> **WHAT YOU NEED TO DO**
Show every line containing "عليها" by copying it.

> **Saved entries**
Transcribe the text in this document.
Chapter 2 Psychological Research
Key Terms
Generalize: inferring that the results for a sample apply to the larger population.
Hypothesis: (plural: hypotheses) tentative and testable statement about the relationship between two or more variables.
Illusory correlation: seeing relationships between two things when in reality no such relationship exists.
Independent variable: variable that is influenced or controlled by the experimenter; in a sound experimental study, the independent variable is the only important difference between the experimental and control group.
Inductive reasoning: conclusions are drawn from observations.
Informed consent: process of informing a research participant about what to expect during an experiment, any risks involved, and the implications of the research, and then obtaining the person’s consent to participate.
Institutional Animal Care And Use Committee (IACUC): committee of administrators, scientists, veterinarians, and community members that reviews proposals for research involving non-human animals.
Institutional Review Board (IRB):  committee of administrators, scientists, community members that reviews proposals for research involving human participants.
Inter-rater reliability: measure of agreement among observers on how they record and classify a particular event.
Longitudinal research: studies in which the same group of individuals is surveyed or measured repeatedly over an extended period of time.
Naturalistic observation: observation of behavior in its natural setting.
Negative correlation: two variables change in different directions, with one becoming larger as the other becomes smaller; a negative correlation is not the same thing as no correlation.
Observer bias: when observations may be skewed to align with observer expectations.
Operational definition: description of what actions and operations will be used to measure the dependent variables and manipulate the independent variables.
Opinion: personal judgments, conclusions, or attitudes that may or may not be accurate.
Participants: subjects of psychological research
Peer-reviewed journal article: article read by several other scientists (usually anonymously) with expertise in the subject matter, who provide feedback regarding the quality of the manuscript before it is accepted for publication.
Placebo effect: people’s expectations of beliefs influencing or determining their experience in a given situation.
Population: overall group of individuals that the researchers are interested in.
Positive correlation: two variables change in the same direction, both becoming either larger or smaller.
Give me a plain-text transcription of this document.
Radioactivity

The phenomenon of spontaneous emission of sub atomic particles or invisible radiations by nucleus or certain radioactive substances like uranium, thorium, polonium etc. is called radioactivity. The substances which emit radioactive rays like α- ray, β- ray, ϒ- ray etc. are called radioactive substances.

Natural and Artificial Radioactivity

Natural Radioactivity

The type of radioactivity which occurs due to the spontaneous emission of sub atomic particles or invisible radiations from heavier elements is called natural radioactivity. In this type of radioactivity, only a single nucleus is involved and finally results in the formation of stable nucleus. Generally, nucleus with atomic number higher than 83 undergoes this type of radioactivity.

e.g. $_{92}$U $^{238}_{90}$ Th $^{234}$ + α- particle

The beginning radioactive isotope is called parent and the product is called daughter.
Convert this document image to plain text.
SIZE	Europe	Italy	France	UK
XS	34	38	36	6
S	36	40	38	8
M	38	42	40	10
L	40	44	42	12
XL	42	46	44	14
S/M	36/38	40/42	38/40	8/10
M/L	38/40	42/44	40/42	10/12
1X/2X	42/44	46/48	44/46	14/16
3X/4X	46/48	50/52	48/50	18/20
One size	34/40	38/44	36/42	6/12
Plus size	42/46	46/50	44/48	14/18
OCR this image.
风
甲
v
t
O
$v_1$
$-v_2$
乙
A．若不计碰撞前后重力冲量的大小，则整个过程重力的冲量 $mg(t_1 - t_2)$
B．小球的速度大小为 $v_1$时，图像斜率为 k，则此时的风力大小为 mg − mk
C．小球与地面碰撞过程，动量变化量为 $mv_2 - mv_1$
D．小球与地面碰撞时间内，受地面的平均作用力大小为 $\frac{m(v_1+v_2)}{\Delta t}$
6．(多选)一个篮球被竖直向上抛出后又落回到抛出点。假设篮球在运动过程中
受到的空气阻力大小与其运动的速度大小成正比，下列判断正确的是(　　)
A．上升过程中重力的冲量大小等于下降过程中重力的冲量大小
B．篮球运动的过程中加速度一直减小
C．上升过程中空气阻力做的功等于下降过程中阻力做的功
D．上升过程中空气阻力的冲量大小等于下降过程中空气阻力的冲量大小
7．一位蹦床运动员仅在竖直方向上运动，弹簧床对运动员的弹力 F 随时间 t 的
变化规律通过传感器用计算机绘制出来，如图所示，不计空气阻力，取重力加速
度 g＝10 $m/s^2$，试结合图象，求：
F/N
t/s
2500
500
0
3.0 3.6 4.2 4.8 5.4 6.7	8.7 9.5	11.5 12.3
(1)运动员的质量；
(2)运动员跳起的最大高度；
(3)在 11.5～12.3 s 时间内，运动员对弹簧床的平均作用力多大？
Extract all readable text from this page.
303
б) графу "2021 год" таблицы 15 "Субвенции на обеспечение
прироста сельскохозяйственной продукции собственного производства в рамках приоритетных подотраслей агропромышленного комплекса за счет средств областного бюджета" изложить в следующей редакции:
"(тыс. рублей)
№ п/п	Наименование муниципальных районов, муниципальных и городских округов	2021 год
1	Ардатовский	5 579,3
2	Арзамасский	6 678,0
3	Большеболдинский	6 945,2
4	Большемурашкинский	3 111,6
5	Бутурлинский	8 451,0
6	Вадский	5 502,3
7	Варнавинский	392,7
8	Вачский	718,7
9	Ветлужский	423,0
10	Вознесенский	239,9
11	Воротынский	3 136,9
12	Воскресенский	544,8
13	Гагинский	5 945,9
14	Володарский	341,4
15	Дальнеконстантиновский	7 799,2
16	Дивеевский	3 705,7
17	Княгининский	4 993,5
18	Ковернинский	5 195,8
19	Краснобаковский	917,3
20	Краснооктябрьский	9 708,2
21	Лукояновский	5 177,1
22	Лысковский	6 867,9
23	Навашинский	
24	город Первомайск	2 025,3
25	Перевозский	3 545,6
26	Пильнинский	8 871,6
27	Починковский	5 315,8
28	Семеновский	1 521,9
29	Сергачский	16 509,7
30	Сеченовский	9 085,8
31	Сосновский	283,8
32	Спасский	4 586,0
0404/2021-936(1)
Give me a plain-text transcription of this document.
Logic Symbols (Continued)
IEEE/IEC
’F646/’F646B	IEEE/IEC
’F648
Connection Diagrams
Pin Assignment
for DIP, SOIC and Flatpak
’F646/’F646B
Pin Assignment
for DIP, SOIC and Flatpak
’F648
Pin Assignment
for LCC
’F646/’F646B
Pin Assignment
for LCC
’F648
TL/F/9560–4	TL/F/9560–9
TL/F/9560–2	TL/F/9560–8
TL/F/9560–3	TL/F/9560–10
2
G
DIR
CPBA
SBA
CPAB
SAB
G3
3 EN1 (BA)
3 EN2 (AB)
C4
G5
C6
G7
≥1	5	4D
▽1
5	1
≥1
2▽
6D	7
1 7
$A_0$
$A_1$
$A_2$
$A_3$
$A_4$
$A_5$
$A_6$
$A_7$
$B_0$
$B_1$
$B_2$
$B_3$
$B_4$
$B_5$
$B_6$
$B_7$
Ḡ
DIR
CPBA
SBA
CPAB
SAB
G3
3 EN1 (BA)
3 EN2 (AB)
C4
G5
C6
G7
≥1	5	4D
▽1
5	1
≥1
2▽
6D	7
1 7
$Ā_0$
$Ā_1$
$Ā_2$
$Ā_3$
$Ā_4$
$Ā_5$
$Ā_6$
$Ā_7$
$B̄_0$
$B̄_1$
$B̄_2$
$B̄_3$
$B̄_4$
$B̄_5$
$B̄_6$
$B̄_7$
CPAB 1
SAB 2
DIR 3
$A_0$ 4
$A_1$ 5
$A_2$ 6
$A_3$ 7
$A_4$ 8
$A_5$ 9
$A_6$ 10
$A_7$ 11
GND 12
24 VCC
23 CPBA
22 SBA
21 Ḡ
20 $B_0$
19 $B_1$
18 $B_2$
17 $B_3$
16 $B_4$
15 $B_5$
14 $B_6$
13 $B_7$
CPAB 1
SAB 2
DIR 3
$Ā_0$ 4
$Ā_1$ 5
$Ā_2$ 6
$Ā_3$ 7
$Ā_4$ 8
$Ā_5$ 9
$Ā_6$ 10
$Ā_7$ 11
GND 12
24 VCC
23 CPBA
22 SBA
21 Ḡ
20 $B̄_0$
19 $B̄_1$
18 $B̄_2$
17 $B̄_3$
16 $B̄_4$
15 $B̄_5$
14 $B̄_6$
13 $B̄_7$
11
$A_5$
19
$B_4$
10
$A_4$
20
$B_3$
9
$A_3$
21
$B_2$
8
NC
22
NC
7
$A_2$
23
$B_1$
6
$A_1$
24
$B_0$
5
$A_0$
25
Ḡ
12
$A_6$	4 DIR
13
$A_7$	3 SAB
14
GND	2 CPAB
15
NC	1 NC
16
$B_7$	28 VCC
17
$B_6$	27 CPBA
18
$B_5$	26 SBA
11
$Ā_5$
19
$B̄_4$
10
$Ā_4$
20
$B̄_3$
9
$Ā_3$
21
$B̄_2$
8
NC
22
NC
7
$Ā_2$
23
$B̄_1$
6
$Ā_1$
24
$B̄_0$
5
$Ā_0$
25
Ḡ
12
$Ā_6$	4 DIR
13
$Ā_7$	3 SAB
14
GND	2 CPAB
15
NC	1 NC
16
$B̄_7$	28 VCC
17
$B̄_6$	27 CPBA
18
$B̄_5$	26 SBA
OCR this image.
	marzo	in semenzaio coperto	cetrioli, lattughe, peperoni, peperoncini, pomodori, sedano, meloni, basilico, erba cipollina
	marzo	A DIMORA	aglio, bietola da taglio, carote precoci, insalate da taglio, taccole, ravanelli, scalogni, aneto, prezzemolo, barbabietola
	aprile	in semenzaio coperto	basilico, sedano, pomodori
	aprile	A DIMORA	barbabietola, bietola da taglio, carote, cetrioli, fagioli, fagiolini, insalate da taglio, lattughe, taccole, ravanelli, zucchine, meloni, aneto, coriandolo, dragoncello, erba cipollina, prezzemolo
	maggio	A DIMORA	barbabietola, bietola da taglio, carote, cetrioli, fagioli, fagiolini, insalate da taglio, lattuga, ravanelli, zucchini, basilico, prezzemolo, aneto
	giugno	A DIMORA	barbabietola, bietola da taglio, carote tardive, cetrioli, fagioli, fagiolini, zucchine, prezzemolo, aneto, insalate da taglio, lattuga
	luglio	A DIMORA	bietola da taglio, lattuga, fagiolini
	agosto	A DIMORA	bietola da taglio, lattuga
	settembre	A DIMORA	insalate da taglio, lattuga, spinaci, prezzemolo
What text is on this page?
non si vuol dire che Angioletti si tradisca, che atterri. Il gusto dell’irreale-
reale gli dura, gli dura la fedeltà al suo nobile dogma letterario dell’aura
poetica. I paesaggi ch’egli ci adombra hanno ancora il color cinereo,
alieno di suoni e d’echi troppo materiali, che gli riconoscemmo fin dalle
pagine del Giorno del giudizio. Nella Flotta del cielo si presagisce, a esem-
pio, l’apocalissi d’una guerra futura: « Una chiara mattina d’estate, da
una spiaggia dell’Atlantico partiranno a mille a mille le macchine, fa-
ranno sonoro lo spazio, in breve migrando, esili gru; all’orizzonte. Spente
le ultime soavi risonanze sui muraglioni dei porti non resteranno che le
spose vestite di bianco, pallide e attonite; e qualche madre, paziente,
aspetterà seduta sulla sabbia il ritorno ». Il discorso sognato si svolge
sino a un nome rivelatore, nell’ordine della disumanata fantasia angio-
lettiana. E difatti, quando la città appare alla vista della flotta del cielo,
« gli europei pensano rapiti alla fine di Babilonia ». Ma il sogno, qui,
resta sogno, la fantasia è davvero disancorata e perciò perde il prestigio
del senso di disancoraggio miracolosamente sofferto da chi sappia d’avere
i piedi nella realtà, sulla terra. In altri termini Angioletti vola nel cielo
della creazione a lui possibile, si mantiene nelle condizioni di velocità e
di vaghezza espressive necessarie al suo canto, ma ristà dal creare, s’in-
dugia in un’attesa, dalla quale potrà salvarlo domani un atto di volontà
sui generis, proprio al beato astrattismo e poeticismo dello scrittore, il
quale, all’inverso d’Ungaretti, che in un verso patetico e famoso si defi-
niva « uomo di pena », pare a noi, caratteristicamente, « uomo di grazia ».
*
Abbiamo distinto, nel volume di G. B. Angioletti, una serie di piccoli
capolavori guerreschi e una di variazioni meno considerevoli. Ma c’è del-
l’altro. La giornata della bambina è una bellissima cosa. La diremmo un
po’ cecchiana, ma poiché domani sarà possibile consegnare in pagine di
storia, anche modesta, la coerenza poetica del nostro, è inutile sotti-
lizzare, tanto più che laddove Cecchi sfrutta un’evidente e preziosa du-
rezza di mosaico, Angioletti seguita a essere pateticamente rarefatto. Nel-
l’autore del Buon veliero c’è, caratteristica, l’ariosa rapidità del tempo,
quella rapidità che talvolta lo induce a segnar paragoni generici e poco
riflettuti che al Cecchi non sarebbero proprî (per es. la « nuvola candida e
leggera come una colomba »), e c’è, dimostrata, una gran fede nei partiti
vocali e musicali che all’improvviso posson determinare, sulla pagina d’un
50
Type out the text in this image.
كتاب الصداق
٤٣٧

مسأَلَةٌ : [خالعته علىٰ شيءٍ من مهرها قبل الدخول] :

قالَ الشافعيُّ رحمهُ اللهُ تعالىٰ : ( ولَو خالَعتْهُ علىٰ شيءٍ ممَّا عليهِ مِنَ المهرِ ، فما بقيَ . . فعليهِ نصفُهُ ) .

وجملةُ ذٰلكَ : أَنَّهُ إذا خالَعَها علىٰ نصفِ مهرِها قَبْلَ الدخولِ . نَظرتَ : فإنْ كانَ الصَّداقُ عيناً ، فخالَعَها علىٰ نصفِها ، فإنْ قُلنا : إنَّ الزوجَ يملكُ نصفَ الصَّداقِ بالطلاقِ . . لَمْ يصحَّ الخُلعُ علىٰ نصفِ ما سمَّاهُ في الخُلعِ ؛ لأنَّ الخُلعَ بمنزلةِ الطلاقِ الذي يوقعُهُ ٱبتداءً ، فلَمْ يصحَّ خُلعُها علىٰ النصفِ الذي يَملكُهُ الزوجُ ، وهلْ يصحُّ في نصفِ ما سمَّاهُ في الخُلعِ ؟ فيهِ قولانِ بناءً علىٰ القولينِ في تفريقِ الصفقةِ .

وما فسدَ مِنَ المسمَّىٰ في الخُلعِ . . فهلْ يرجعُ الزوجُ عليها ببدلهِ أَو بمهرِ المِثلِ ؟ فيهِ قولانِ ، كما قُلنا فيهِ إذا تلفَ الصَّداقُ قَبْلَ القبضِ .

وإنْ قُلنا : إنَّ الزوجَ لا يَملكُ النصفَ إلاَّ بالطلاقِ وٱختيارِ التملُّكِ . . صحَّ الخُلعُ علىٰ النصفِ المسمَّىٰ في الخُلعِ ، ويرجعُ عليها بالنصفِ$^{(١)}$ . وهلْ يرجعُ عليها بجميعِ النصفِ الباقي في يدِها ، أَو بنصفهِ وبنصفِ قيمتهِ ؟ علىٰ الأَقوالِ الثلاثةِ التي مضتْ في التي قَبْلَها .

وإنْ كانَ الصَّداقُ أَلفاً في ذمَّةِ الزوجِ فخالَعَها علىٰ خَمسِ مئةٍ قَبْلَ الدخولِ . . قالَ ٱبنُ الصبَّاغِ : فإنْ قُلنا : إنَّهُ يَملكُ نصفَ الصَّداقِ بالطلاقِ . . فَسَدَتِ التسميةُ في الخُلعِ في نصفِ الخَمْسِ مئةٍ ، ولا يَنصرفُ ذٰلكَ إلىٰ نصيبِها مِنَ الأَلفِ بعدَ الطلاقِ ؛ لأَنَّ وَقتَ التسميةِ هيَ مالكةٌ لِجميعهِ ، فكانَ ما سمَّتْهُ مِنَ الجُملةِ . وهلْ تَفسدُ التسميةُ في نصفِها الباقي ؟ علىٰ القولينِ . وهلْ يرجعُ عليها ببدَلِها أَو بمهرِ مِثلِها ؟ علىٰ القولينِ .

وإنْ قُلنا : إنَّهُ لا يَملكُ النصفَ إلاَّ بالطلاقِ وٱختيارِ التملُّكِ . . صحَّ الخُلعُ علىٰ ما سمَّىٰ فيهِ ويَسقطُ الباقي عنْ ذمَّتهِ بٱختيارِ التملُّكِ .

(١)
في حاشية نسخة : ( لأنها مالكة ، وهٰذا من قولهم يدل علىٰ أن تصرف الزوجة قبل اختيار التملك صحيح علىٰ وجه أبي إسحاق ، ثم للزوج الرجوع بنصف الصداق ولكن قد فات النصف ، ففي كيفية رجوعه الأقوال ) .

> **COMPLETE ANSWER**
وما فسدَ مِنَ المسمَّىٰ في الخُلعِ . . فهلْ يرجعُ الزوجُ عليها ببدلهِ أَو بمهرِ المِثلِ ؟ فيهِ قولانِ ، كما قُلنا فيهِ إذا تلفَ الصَّداقُ قَبْلَ القبضِ .
وإنْ قُلنا : إنَّ الزوجَ لا يَملكُ النصفَ إلاَّ بالطلاقِ وٱختيارِ التملُّكِ . . صحَّ الخُلعُ علىٰ النصفِ المسمَّىٰ في الخُلعِ ، ويرجعُ عليها بالنصفِ$^{(١)}$ . وهلْ يرجعُ عليها بجميعِ النصفِ الباقي في يدِها ، أَو بنصفهِ وبنصفِ قيمتهِ ؟ علىٰ الأَقوالِ الثلاثةِ التي مضتْ في التي قَبْلَها .
وإنْ كانَ الصَّداقُ أَلفاً في ذمَّةِ الزوجِ فخالَعَها علىٰ خَمسِ مئةٍ قَبْلَ الدخولِ . . قالَ ٱبنُ الصبَّاغِ : فإنْ قُلنا : إنَّهُ يَملكُ نصفَ الصَّداقِ بالطلاقِ . . فَسَدَتِ التسميةُ في الخُلعِ في نصفِ الخَمْسِ مئةٍ ، ولا يَنصرفُ ذٰلكَ إلىٰ نصيبِها مِنَ الأَلفِ بعدَ الطلاقِ ؛ لأَنَّ وَقتَ التسميةِ هيَ مالكةٌ لِجميعهِ ، فكانَ ما سمَّتْهُ مِنَ الجُملةِ . وهلْ تَفسدُ التسميةُ في نصفِها الباقي ؟ علىٰ القولينِ . وهلْ يرجعُ عليها ببدَلِها أَو بمهرِ مِثلِها ؟ علىٰ القولينِ .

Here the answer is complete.